◆ **Goal**
From the listing below, copy every line with the word "JSON".

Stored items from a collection
# # #

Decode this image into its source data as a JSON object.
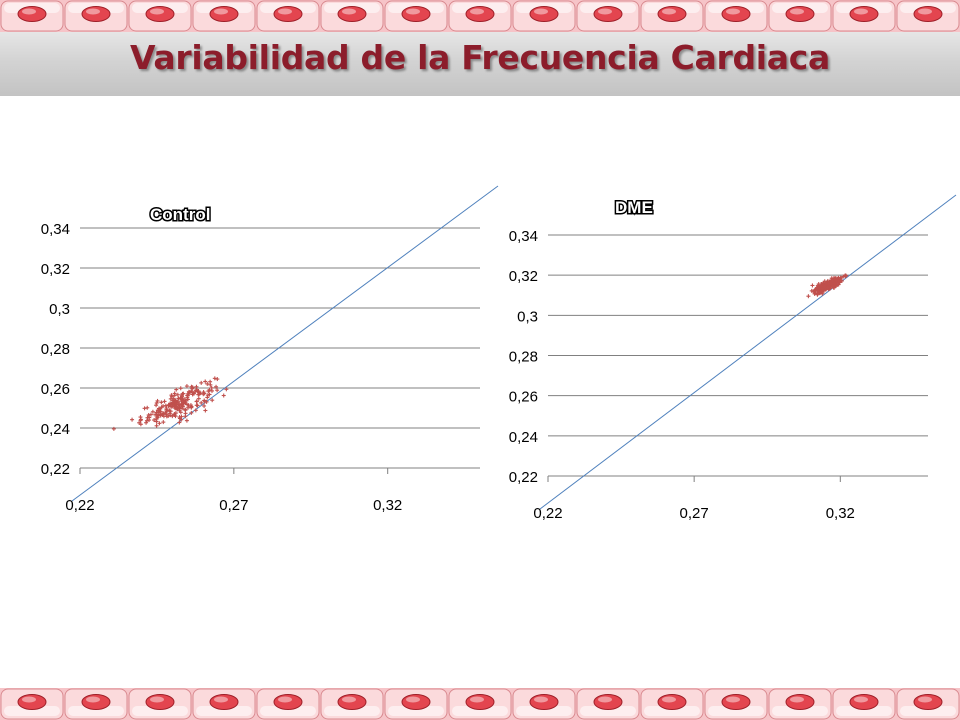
{
  "title": "Variabilidad de la Frecuencia Cardiaca",
  "colors": {
    "title": "#8c1d2b",
    "cell": "#e3454f",
    "cell_light": "#fbdadc",
    "marker": "#c0504d",
    "identity_line": "#4f81bd",
    "grid": "#808080"
  },
  "chart_data": [
    {
      "type": "scatter",
      "title": "Control",
      "xlabel": "",
      "ylabel": "",
      "xlim": [
        0.22,
        0.35
      ],
      "ylim": [
        0.22,
        0.34
      ],
      "x_ticks": [
        "0,22",
        "0,27",
        "0,32"
      ],
      "y_ticks": [
        "0,22",
        "0,24",
        "0,26",
        "0,28",
        "0,3",
        "0,32",
        "0,34"
      ],
      "grid": "horizontal",
      "identity_line": true,
      "cluster": {
        "center_x": 0.252,
        "center_y": 0.252,
        "spread_x": 0.006,
        "spread_y": 0.006,
        "count": 220,
        "x_min": 0.229,
        "x_max": 0.268
      }
    },
    {
      "type": "scatter",
      "title": "DME",
      "xlabel": "",
      "ylabel": "",
      "xlim": [
        0.22,
        0.35
      ],
      "ylim": [
        0.22,
        0.34
      ],
      "x_ticks": [
        "0,22",
        "0,27",
        "0,32"
      ],
      "y_ticks": [
        "0,22",
        "0,24",
        "0,26",
        "0,28",
        "0,3",
        "0,32",
        "0,34"
      ],
      "grid": "horizontal",
      "identity_line": true,
      "cluster": {
        "center_x": 0.316,
        "center_y": 0.315,
        "spread_x": 0.0025,
        "spread_y": 0.0022,
        "count": 200,
        "x_min": 0.308,
        "x_max": 0.324
      }
    }
  ]
}
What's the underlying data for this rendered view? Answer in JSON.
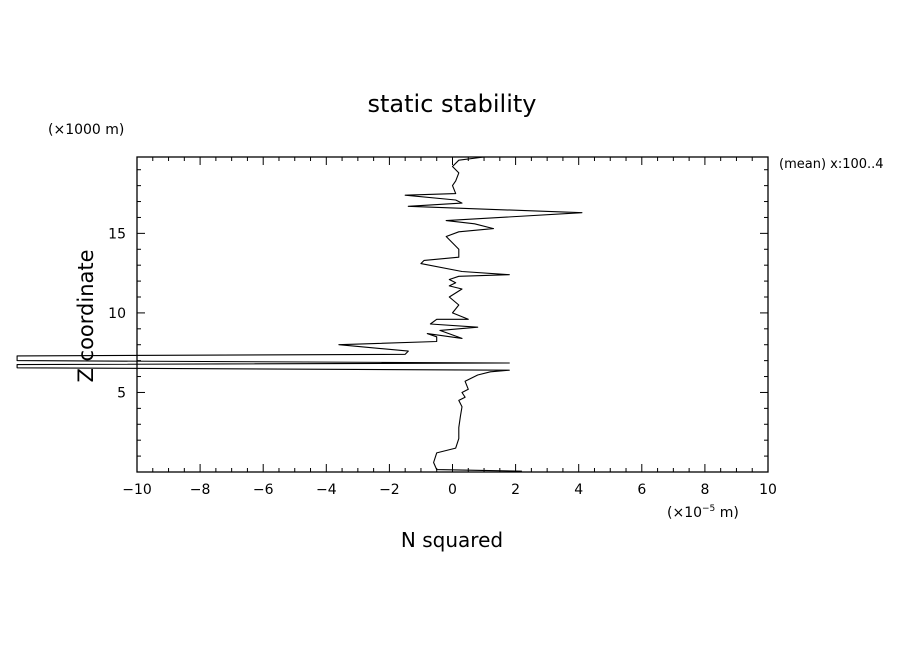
{
  "chart_data": {
    "type": "line",
    "title": "static stability",
    "xlabel": "N squared",
    "ylabel": "Z coordinate",
    "x_unit": "(×10",
    "x_unit_exp": "−5",
    "x_unit_tail": " m)",
    "y_unit": "(×1000 m)",
    "annotation": "(mean) x:100..4",
    "xlim": [
      -10,
      10
    ],
    "ylim": [
      0,
      19.8
    ],
    "xticks": [
      -10,
      -8,
      -6,
      -4,
      -2,
      0,
      2,
      4,
      6,
      8,
      10
    ],
    "xtick_labels": [
      "−10",
      "−8",
      "−6",
      "−4",
      "−2",
      "0",
      "2",
      "4",
      "6",
      "8",
      "10"
    ],
    "yticks": [
      5,
      10,
      15
    ],
    "ytick_labels": [
      "5",
      "10",
      "15"
    ],
    "grid": false,
    "series": [
      {
        "x": [
          2.2,
          -0.5,
          -0.6,
          -0.5,
          0.1,
          0.2,
          0.2,
          0.25,
          0.3,
          0.2,
          0.4,
          0.3,
          0.5,
          0.4,
          0.8,
          1.2,
          1.8,
          -13.8,
          -13.8,
          1.8,
          -13.8,
          -13.8,
          -1.5,
          -1.4,
          -3.6,
          -0.5,
          -0.5,
          -0.8,
          0.3,
          -0.4,
          0.8,
          -0.7,
          -0.5,
          0.5,
          0.0,
          0.2,
          -0.1,
          0.3,
          -0.1,
          0.1,
          -0.1,
          0.2,
          1.8,
          0.3,
          -1.0,
          -0.9,
          0.2,
          0.2,
          0.0,
          -0.2,
          0.2,
          1.3,
          0.7,
          -0.2,
          4.1,
          -1.4,
          0.3,
          0.1,
          -1.5,
          0.1,
          0.0,
          0.1,
          0.2,
          0.0,
          0.2,
          1.0
        ],
        "y": [
          0.05,
          0.15,
          0.6,
          1.2,
          1.5,
          2.1,
          2.8,
          3.5,
          4.1,
          4.5,
          4.7,
          5.0,
          5.2,
          5.7,
          6.1,
          6.3,
          6.4,
          6.55,
          6.75,
          6.85,
          7.0,
          7.3,
          7.4,
          7.6,
          8.0,
          8.2,
          8.5,
          8.7,
          8.4,
          8.9,
          9.1,
          9.3,
          9.6,
          9.6,
          10.0,
          10.5,
          11.0,
          11.5,
          11.7,
          11.9,
          12.1,
          12.3,
          12.4,
          12.6,
          13.1,
          13.3,
          13.5,
          14.0,
          14.4,
          14.8,
          15.1,
          15.3,
          15.6,
          15.8,
          16.3,
          16.7,
          16.9,
          17.1,
          17.4,
          17.5,
          18.0,
          18.3,
          18.8,
          19.2,
          19.6,
          19.8
        ]
      }
    ]
  }
}
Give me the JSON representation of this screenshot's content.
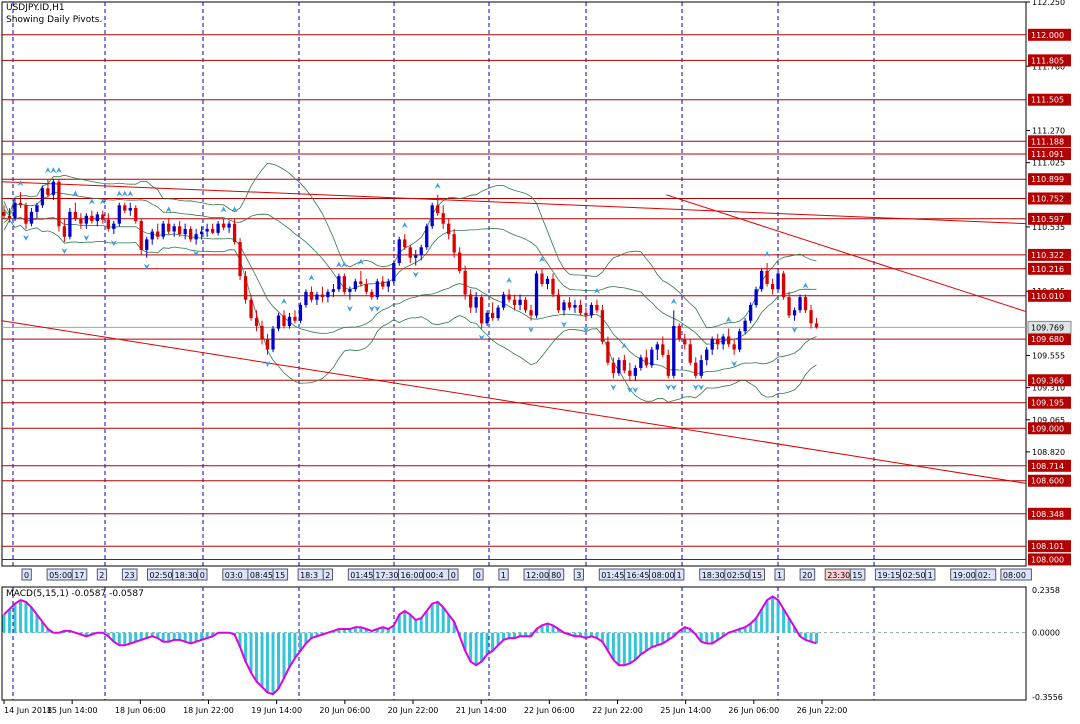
{
  "window": {
    "title": "USDJPY.ID,H1",
    "subtitle": "Showing Daily Pivots."
  },
  "macd": {
    "label": "MACD(5,15,1) -0.0587 -0.0587",
    "axis_ticks": [
      "0.2358",
      "0.0000",
      "-0.3556"
    ]
  },
  "colors": {
    "background": "#ffffff",
    "grid_vertical": "#0000cc",
    "pivot_line": "#b40000",
    "pivot_label_bg": "#b40000",
    "trendline": "#dd0000",
    "bollinger": "#2f7a4a",
    "candle_up": "#0000cc",
    "candle_down": "#dd0000",
    "fractal": "#3aa0e0",
    "macd_hist": "#34c6d8",
    "macd_signal": "#e000e0",
    "time_marker_bg": "#dde4ff",
    "current_marker_bg": "#ffd0d0"
  },
  "chart_data": {
    "type": "candlestick",
    "symbol": "USDJPY.ID",
    "timeframe": "H1",
    "ylim": [
      107.95,
      112.25
    ],
    "price_ticks": [
      "112.250",
      "111.760",
      "111.270",
      "111.025",
      "110.535",
      "110.045",
      "109.555",
      "109.310",
      "109.065",
      "108.820"
    ],
    "pivots": [
      {
        "price": 112.0,
        "label": "112.000"
      },
      {
        "price": 111.805,
        "label": "111.805"
      },
      {
        "price": 111.505,
        "label": "111.505"
      },
      {
        "price": 111.188,
        "label": "111.188"
      },
      {
        "price": 111.091,
        "label": "111.091"
      },
      {
        "price": 110.899,
        "label": "110.899"
      },
      {
        "price": 110.752,
        "label": "110.752"
      },
      {
        "price": 110.597,
        "label": "110.597"
      },
      {
        "price": 110.322,
        "label": "110.322"
      },
      {
        "price": 110.216,
        "label": "110.216"
      },
      {
        "price": 110.01,
        "label": "110.010"
      },
      {
        "price": 109.68,
        "label": "109.680"
      },
      {
        "price": 109.366,
        "label": "109.366"
      },
      {
        "price": 109.195,
        "label": "109.195"
      },
      {
        "price": 109.0,
        "label": "109.000"
      },
      {
        "price": 108.714,
        "label": "108.714"
      },
      {
        "price": 108.6,
        "label": "108.600"
      },
      {
        "price": 108.348,
        "label": "108.348"
      },
      {
        "price": 108.101,
        "label": "108.101"
      },
      {
        "price": 108.0,
        "label": "108.000"
      }
    ],
    "current_price": {
      "price": 109.769,
      "label": "109.769"
    },
    "date_labels": [
      "14 Jun 2018",
      "15 Jun 14:00",
      "18 Jun 06:00",
      "18 Jun 22:00",
      "19 Jun 14:00",
      "20 Jun 06:00",
      "20 Jun 22:00",
      "21 Jun 14:00",
      "22 Jun 06:00",
      "22 Jun 22:00",
      "25 Jun 14:00",
      "26 Jun 06:00",
      "26 Jun 22:00"
    ],
    "time_markers": [
      {
        "label": "0"
      },
      {
        "label": "05:00"
      },
      {
        "label": "17"
      },
      {
        "label": "2"
      },
      {
        "label": "23"
      },
      {
        "label": "02:50"
      },
      {
        "label": "18:30"
      },
      {
        "label": "0"
      },
      {
        "label": "03:0"
      },
      {
        "label": "08:45"
      },
      {
        "label": "15"
      },
      {
        "label": "18:3"
      },
      {
        "label": "2"
      },
      {
        "label": "01:45"
      },
      {
        "label": "17:30"
      },
      {
        "label": "16:00"
      },
      {
        "label": "00:4"
      },
      {
        "label": "0"
      },
      {
        "label": "0"
      },
      {
        "label": "1"
      },
      {
        "label": "12:00"
      },
      {
        "label": "80"
      },
      {
        "label": "3"
      },
      {
        "label": "01:45"
      },
      {
        "label": "16:45"
      },
      {
        "label": "08:00"
      },
      {
        "label": "1"
      },
      {
        "label": "18:30"
      },
      {
        "label": "02:50"
      },
      {
        "label": "15"
      },
      {
        "label": "1"
      },
      {
        "label": "20"
      },
      {
        "label": "23:30"
      },
      {
        "label": "15"
      },
      {
        "label": "19:15"
      },
      {
        "label": "02:50"
      },
      {
        "label": "1"
      },
      {
        "label": "19:00"
      },
      {
        "label": "02:"
      },
      {
        "label": "08:00"
      }
    ],
    "candles": [
      [
        110.65,
        110.7,
        110.6,
        110.62
      ],
      [
        110.62,
        110.68,
        110.57,
        110.6
      ],
      [
        110.6,
        110.75,
        110.58,
        110.72
      ],
      [
        110.72,
        110.8,
        110.68,
        110.7
      ],
      [
        110.7,
        110.72,
        110.52,
        110.56
      ],
      [
        110.56,
        110.68,
        110.54,
        110.65
      ],
      [
        110.65,
        110.72,
        110.6,
        110.7
      ],
      [
        110.7,
        110.85,
        110.68,
        110.83
      ],
      [
        110.83,
        110.9,
        110.76,
        110.78
      ],
      [
        110.78,
        110.9,
        110.74,
        110.88
      ],
      [
        110.88,
        110.9,
        110.5,
        110.54
      ],
      [
        110.54,
        110.6,
        110.42,
        110.46
      ],
      [
        110.46,
        110.68,
        110.44,
        110.65
      ],
      [
        110.65,
        110.72,
        110.58,
        110.6
      ],
      [
        110.6,
        110.64,
        110.52,
        110.56
      ],
      [
        110.56,
        110.64,
        110.52,
        110.62
      ],
      [
        110.62,
        110.66,
        110.56,
        110.58
      ],
      [
        110.58,
        110.65,
        110.54,
        110.63
      ],
      [
        110.63,
        110.66,
        110.56,
        110.59
      ],
      [
        110.59,
        110.64,
        110.5,
        110.52
      ],
      [
        110.52,
        110.58,
        110.48,
        110.56
      ],
      [
        110.56,
        110.72,
        110.54,
        110.7
      ],
      [
        110.7,
        110.72,
        110.64,
        110.66
      ],
      [
        110.66,
        110.72,
        110.62,
        110.68
      ],
      [
        110.68,
        110.7,
        110.56,
        110.58
      ],
      [
        110.58,
        110.6,
        110.32,
        110.36
      ],
      [
        110.36,
        110.46,
        110.3,
        110.44
      ],
      [
        110.44,
        110.52,
        110.4,
        110.5
      ],
      [
        110.5,
        110.56,
        110.44,
        110.46
      ],
      [
        110.46,
        110.58,
        110.44,
        110.56
      ],
      [
        110.56,
        110.6,
        110.48,
        110.5
      ],
      [
        110.5,
        110.56,
        110.46,
        110.54
      ],
      [
        110.54,
        110.58,
        110.46,
        110.48
      ],
      [
        110.48,
        110.56,
        110.44,
        110.52
      ],
      [
        110.52,
        110.54,
        110.42,
        110.44
      ],
      [
        110.44,
        110.52,
        110.4,
        110.48
      ],
      [
        110.48,
        110.54,
        110.44,
        110.5
      ],
      [
        110.5,
        110.56,
        110.46,
        110.52
      ],
      [
        110.52,
        110.56,
        110.48,
        110.49
      ],
      [
        110.49,
        110.58,
        110.47,
        110.56
      ],
      [
        110.56,
        110.6,
        110.51,
        110.53
      ],
      [
        110.53,
        110.58,
        110.49,
        110.56
      ],
      [
        110.56,
        110.6,
        110.4,
        110.42
      ],
      [
        110.42,
        110.45,
        110.13,
        110.16
      ],
      [
        110.16,
        110.2,
        109.95,
        109.98
      ],
      [
        109.98,
        110.02,
        109.82,
        109.84
      ],
      [
        109.84,
        109.9,
        109.74,
        109.78
      ],
      [
        109.78,
        109.82,
        109.64,
        109.68
      ],
      [
        109.68,
        109.72,
        109.56,
        109.6
      ],
      [
        109.6,
        109.78,
        109.58,
        109.76
      ],
      [
        109.76,
        109.88,
        109.74,
        109.86
      ],
      [
        109.86,
        109.9,
        109.76,
        109.78
      ],
      [
        109.78,
        109.88,
        109.76,
        109.85
      ],
      [
        109.85,
        109.9,
        109.8,
        109.82
      ],
      [
        109.82,
        109.96,
        109.8,
        109.94
      ],
      [
        109.94,
        110.06,
        109.92,
        110.04
      ],
      [
        110.04,
        110.08,
        109.96,
        109.98
      ],
      [
        109.98,
        110.04,
        109.94,
        110.02
      ],
      [
        110.02,
        110.08,
        109.96,
        110.0
      ],
      [
        110.0,
        110.06,
        109.96,
        110.04
      ],
      [
        110.04,
        110.1,
        110.0,
        110.06
      ],
      [
        110.06,
        110.18,
        110.04,
        110.16
      ],
      [
        110.16,
        110.18,
        110.02,
        110.04
      ],
      [
        110.04,
        110.08,
        109.98,
        110.06
      ],
      [
        110.06,
        110.14,
        110.04,
        110.12
      ],
      [
        110.12,
        110.2,
        110.08,
        110.1
      ],
      [
        110.1,
        110.14,
        110.02,
        110.04
      ],
      [
        110.04,
        110.06,
        109.98,
        110.0
      ],
      [
        110.0,
        110.14,
        109.98,
        110.12
      ],
      [
        110.12,
        110.16,
        110.06,
        110.08
      ],
      [
        110.08,
        110.14,
        110.04,
        110.12
      ],
      [
        110.12,
        110.28,
        110.1,
        110.26
      ],
      [
        110.26,
        110.46,
        110.24,
        110.44
      ],
      [
        110.44,
        110.48,
        110.36,
        110.38
      ],
      [
        110.38,
        110.4,
        110.26,
        110.3
      ],
      [
        110.3,
        110.36,
        110.24,
        110.32
      ],
      [
        110.32,
        110.4,
        110.28,
        110.38
      ],
      [
        110.38,
        110.56,
        110.36,
        110.54
      ],
      [
        110.54,
        110.72,
        110.52,
        110.7
      ],
      [
        110.7,
        110.78,
        110.62,
        110.64
      ],
      [
        110.64,
        110.7,
        110.52,
        110.56
      ],
      [
        110.56,
        110.6,
        110.44,
        110.48
      ],
      [
        110.48,
        110.52,
        110.3,
        110.34
      ],
      [
        110.34,
        110.38,
        110.18,
        110.2
      ],
      [
        110.2,
        110.24,
        109.98,
        110.02
      ],
      [
        110.02,
        110.06,
        109.88,
        109.92
      ],
      [
        109.92,
        110.04,
        109.88,
        110.0
      ],
      [
        110.0,
        110.02,
        109.76,
        109.8
      ],
      [
        109.8,
        109.9,
        109.78,
        109.88
      ],
      [
        109.88,
        109.96,
        109.82,
        109.84
      ],
      [
        109.84,
        109.94,
        109.82,
        109.92
      ],
      [
        109.92,
        110.04,
        109.9,
        110.02
      ],
      [
        110.02,
        110.06,
        109.96,
        109.98
      ],
      [
        109.98,
        110.02,
        109.9,
        109.94
      ],
      [
        109.94,
        110.02,
        109.9,
        109.98
      ],
      [
        109.98,
        110.0,
        109.88,
        109.9
      ],
      [
        109.9,
        109.94,
        109.82,
        109.86
      ],
      [
        109.86,
        110.2,
        109.84,
        110.18
      ],
      [
        110.18,
        110.22,
        110.08,
        110.1
      ],
      [
        110.1,
        110.16,
        110.06,
        110.14
      ],
      [
        110.14,
        110.18,
        110.0,
        110.02
      ],
      [
        110.02,
        110.06,
        109.88,
        109.9
      ],
      [
        109.9,
        109.98,
        109.86,
        109.96
      ],
      [
        109.96,
        110.0,
        109.9,
        109.92
      ],
      [
        109.92,
        109.98,
        109.88,
        109.94
      ],
      [
        109.94,
        109.98,
        109.86,
        109.88
      ],
      [
        109.88,
        109.92,
        109.82,
        109.86
      ],
      [
        109.86,
        109.96,
        109.84,
        109.94
      ],
      [
        109.94,
        109.98,
        109.88,
        109.9
      ],
      [
        109.9,
        109.94,
        109.64,
        109.66
      ],
      [
        109.66,
        109.7,
        109.48,
        109.5
      ],
      [
        109.5,
        109.54,
        109.38,
        109.42
      ],
      [
        109.42,
        109.54,
        109.4,
        109.52
      ],
      [
        109.52,
        109.56,
        109.42,
        109.44
      ],
      [
        109.44,
        109.5,
        109.36,
        109.4
      ],
      [
        109.4,
        109.48,
        109.36,
        109.46
      ],
      [
        109.46,
        109.56,
        109.44,
        109.54
      ],
      [
        109.54,
        109.6,
        109.46,
        109.48
      ],
      [
        109.48,
        109.62,
        109.46,
        109.6
      ],
      [
        109.6,
        109.66,
        109.52,
        109.64
      ],
      [
        109.64,
        109.7,
        109.54,
        109.56
      ],
      [
        109.56,
        109.6,
        109.38,
        109.4
      ],
      [
        109.4,
        109.9,
        109.38,
        109.78
      ],
      [
        109.78,
        109.8,
        109.66,
        109.68
      ],
      [
        109.68,
        109.72,
        109.6,
        109.64
      ],
      [
        109.64,
        109.68,
        109.48,
        109.5
      ],
      [
        109.5,
        109.54,
        109.38,
        109.4
      ],
      [
        109.4,
        109.56,
        109.38,
        109.52
      ],
      [
        109.52,
        109.62,
        109.48,
        109.6
      ],
      [
        109.6,
        109.7,
        109.56,
        109.68
      ],
      [
        109.68,
        109.72,
        109.6,
        109.64
      ],
      [
        109.64,
        109.72,
        109.6,
        109.7
      ],
      [
        109.7,
        109.76,
        109.62,
        109.64
      ],
      [
        109.64,
        109.68,
        109.56,
        109.6
      ],
      [
        109.6,
        109.76,
        109.58,
        109.74
      ],
      [
        109.74,
        109.84,
        109.72,
        109.82
      ],
      [
        109.82,
        109.96,
        109.8,
        109.94
      ],
      [
        109.94,
        110.08,
        109.92,
        110.06
      ],
      [
        110.06,
        110.22,
        110.04,
        110.2
      ],
      [
        110.2,
        110.26,
        110.08,
        110.1
      ],
      [
        110.1,
        110.14,
        110.02,
        110.06
      ],
      [
        110.06,
        110.22,
        110.04,
        110.18
      ],
      [
        110.18,
        110.2,
        109.98,
        110.0
      ],
      [
        110.0,
        110.04,
        109.84,
        109.86
      ],
      [
        109.86,
        109.92,
        109.82,
        109.9
      ],
      [
        109.9,
        110.02,
        109.88,
        110.0
      ],
      [
        110.0,
        110.02,
        109.88,
        109.9
      ],
      [
        109.9,
        109.94,
        109.76,
        109.8
      ],
      [
        109.8,
        109.84,
        109.76,
        109.769
      ]
    ],
    "trendlines": [
      {
        "x1": 0,
        "y1": 110.88,
        "x2": 148,
        "y2": 110.56
      },
      {
        "x1": 96,
        "y1": 110.78,
        "x2": 148,
        "y2": 109.89
      },
      {
        "x1": 0,
        "y1": 109.82,
        "x2": 148,
        "y2": 108.58
      }
    ],
    "macd_ylim": [
      -0.3556,
      0.2358
    ],
    "macd_values": [
      0.1,
      0.13,
      0.16,
      0.18,
      0.17,
      0.14,
      0.1,
      0.06,
      0.02,
      0.0,
      0.0,
      0.01,
      0.01,
      0.0,
      -0.01,
      -0.02,
      -0.01,
      0.0,
      0.0,
      -0.02,
      -0.05,
      -0.07,
      -0.07,
      -0.06,
      -0.05,
      -0.04,
      -0.03,
      -0.02,
      -0.03,
      -0.05,
      -0.05,
      -0.04,
      -0.04,
      -0.05,
      -0.06,
      -0.05,
      -0.04,
      -0.03,
      -0.02,
      0.0,
      0.0,
      0.0,
      -0.01,
      -0.08,
      -0.16,
      -0.22,
      -0.27,
      -0.3,
      -0.33,
      -0.34,
      -0.31,
      -0.25,
      -0.19,
      -0.14,
      -0.1,
      -0.06,
      -0.03,
      -0.02,
      -0.01,
      0.0,
      0.01,
      0.02,
      0.02,
      0.02,
      0.03,
      0.03,
      0.02,
      0.01,
      0.02,
      0.03,
      0.02,
      0.04,
      0.1,
      0.12,
      0.1,
      0.07,
      0.08,
      0.12,
      0.16,
      0.17,
      0.14,
      0.1,
      0.06,
      -0.02,
      -0.1,
      -0.16,
      -0.18,
      -0.16,
      -0.12,
      -0.1,
      -0.07,
      -0.04,
      -0.03,
      -0.03,
      -0.02,
      -0.02,
      -0.02,
      0.02,
      0.04,
      0.05,
      0.04,
      0.02,
      0.0,
      -0.01,
      -0.02,
      -0.02,
      -0.03,
      -0.02,
      -0.03,
      -0.05,
      -0.1,
      -0.15,
      -0.18,
      -0.18,
      -0.17,
      -0.15,
      -0.12,
      -0.1,
      -0.08,
      -0.07,
      -0.06,
      -0.04,
      -0.02,
      0.01,
      0.03,
      0.02,
      -0.01,
      -0.05,
      -0.06,
      -0.06,
      -0.04,
      -0.02,
      0.0,
      0.01,
      0.02,
      0.03,
      0.05,
      0.08,
      0.13,
      0.18,
      0.2,
      0.18,
      0.13,
      0.08,
      0.03,
      -0.02,
      -0.04,
      -0.05,
      -0.0587
    ]
  }
}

# # #

◆ **Full output**
Decode this image into its source data as a JSON object.
What's the underlying data for this rendered view? Answer in JSON.
Give me the JSON representation of this screenshot's content.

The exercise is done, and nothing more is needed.